_TASK INSTRUCTIONS_
Leave the pictures out, and retype all of the material exactly as written.
________________________
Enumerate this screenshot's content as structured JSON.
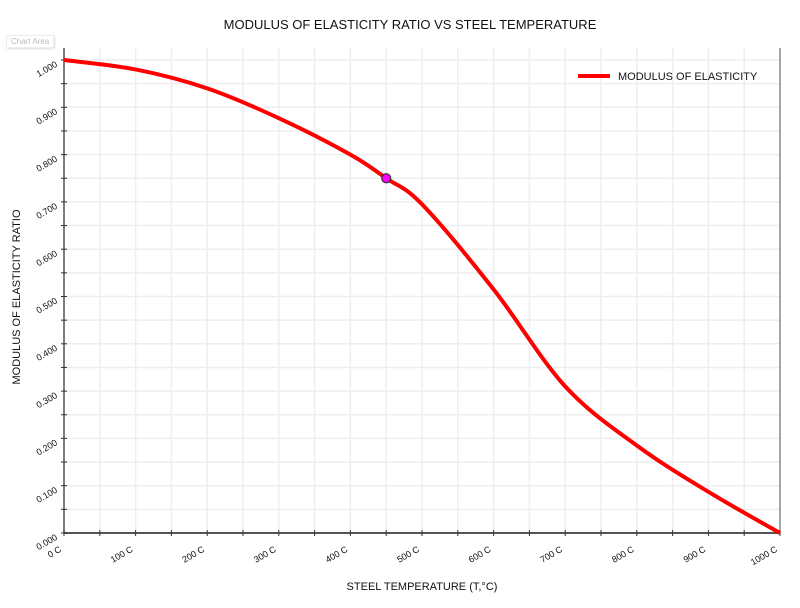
{
  "chart_area_label": "Chart Area",
  "chart_data": {
    "type": "line",
    "title": "MODULUS OF ELASTICITY RATIO VS STEEL TEMPERATURE",
    "xlabel": "STEEL TEMPERATURE (T,°C)",
    "ylabel": "MODULUS OF ELASTICITY RATIO",
    "xlim": [
      0,
      1000
    ],
    "ylim": [
      0,
      1
    ],
    "grid": true,
    "legend_position": "top-right",
    "x_tick_labels": [
      "0 C",
      "100 C",
      "200 C",
      "300 C",
      "400 C",
      "500 C",
      "600 C",
      "700 C",
      "800 C",
      "900 C",
      "1000 C"
    ],
    "y_tick_labels": [
      "0.000",
      "0.100",
      "0.200",
      "0.300",
      "0.400",
      "0.500",
      "0.600",
      "0.700",
      "0.800",
      "0.900",
      "1.000"
    ],
    "series": [
      {
        "name": "MODULUS OF ELASTICITY",
        "color": "#ff0000",
        "x": [
          0,
          100,
          200,
          300,
          400,
          450,
          500,
          600,
          700,
          800,
          900,
          1000
        ],
        "y": [
          1.0,
          0.98,
          0.94,
          0.877,
          0.8,
          0.75,
          0.695,
          0.515,
          0.31,
          0.185,
          0.087,
          0.0
        ]
      }
    ],
    "highlight_point": {
      "x": 450,
      "y": 0.75,
      "color": "#ff00ff"
    }
  }
}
________________________
_OUTPUT FOR THIS TASK_
Enumerate this screenshot's content as structured JSON.
{
  "chart_area_label": "Chart Area",
  "chart_data": {
    "type": "line",
    "title": "MODULUS OF ELASTICITY RATIO VS STEEL TEMPERATURE",
    "xlabel": "STEEL TEMPERATURE (T,°C)",
    "ylabel": "MODULUS OF ELASTICITY RATIO",
    "xlim": [
      0,
      1000
    ],
    "ylim": [
      0,
      1
    ],
    "grid": true,
    "legend_position": "top-right",
    "x_tick_labels": [
      "0 C",
      "100 C",
      "200 C",
      "300 C",
      "400 C",
      "500 C",
      "600 C",
      "700 C",
      "800 C",
      "900 C",
      "1000 C"
    ],
    "y_tick_labels": [
      "0.000",
      "0.100",
      "0.200",
      "0.300",
      "0.400",
      "0.500",
      "0.600",
      "0.700",
      "0.800",
      "0.900",
      "1.000"
    ],
    "series": [
      {
        "name": "MODULUS OF ELASTICITY",
        "color": "#ff0000",
        "x": [
          0,
          100,
          200,
          300,
          400,
          450,
          500,
          600,
          700,
          800,
          900,
          1000
        ],
        "y": [
          1.0,
          0.98,
          0.94,
          0.877,
          0.8,
          0.75,
          0.695,
          0.515,
          0.31,
          0.185,
          0.087,
          0.0
        ]
      }
    ],
    "highlight_point": {
      "x": 450,
      "y": 0.75,
      "color": "#ff00ff"
    }
  }
}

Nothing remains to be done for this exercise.